→ **What you are asked to do**:
Repeat the whole listing exactly as it appears.

→ **Data supplied**:
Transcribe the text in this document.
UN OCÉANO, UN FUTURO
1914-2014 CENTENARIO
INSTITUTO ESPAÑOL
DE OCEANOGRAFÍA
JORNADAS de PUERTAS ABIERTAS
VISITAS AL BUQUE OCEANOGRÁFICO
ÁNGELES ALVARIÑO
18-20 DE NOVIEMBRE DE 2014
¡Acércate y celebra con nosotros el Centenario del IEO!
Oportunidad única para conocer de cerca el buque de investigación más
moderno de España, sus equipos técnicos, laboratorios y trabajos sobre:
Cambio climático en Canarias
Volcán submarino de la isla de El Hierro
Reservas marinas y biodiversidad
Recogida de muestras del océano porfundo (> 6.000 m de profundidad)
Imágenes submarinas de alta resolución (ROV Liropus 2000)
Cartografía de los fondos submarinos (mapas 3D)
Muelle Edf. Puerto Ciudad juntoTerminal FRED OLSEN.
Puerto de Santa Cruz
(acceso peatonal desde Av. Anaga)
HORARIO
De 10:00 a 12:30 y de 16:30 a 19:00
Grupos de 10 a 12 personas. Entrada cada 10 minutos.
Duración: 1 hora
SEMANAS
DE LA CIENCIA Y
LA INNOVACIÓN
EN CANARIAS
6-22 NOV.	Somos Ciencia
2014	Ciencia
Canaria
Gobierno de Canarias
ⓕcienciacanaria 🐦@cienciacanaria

→ **Response for this exercise**:
Transcribe the text in this document.
UN OCÉANO, UN FUTURO
1914-2014 CENTENARIO
INSTITUTO ESPAÑOL
DE OCEANOGRAFÍA
JORNADAS de PUERTAS ABIERTAS
VISITAS AL BUQUE OCEANOGRÁFICO
ÁNGELES ALVARIÑO
18-20 DE NOVIEMBRE DE 2014
¡Acércate y celebra con nosotros el Centenario del IEO!
Oportunidad única para conocer de cerca el buque de investigación más
moderno de España, sus equipos técnicos, laboratorios y trabajos sobre:
Cambio climático en Canarias
Volcán submarino de la isla de El Hierro
Reservas marinas y biodiversidad
Recogida de muestras del océano porfundo (> 6.000 m de profundidad)
Imágenes submarinas de alta resolución (ROV Liropus 2000)
Cartografía de los fondos submarinos (mapas 3D)
Muelle Edf. Puerto Ciudad juntoTerminal FRED OLSEN.
Puerto de Santa Cruz
(acceso peatonal desde Av. Anaga)
HORARIO
De 10:00 a 12:30 y de 16:30 a 19:00
Grupos de 10 a 12 personas. Entrada cada 10 minutos.
Duración: 1 hora
SEMANAS
DE LA CIENCIA Y
LA INNOVACIÓN
EN CANARIAS
6-22 NOV.	Somos Ciencia
2014	Ciencia
Canaria
Gobierno de Canarias
ⓕcienciacanaria 🐦@cienciacanaria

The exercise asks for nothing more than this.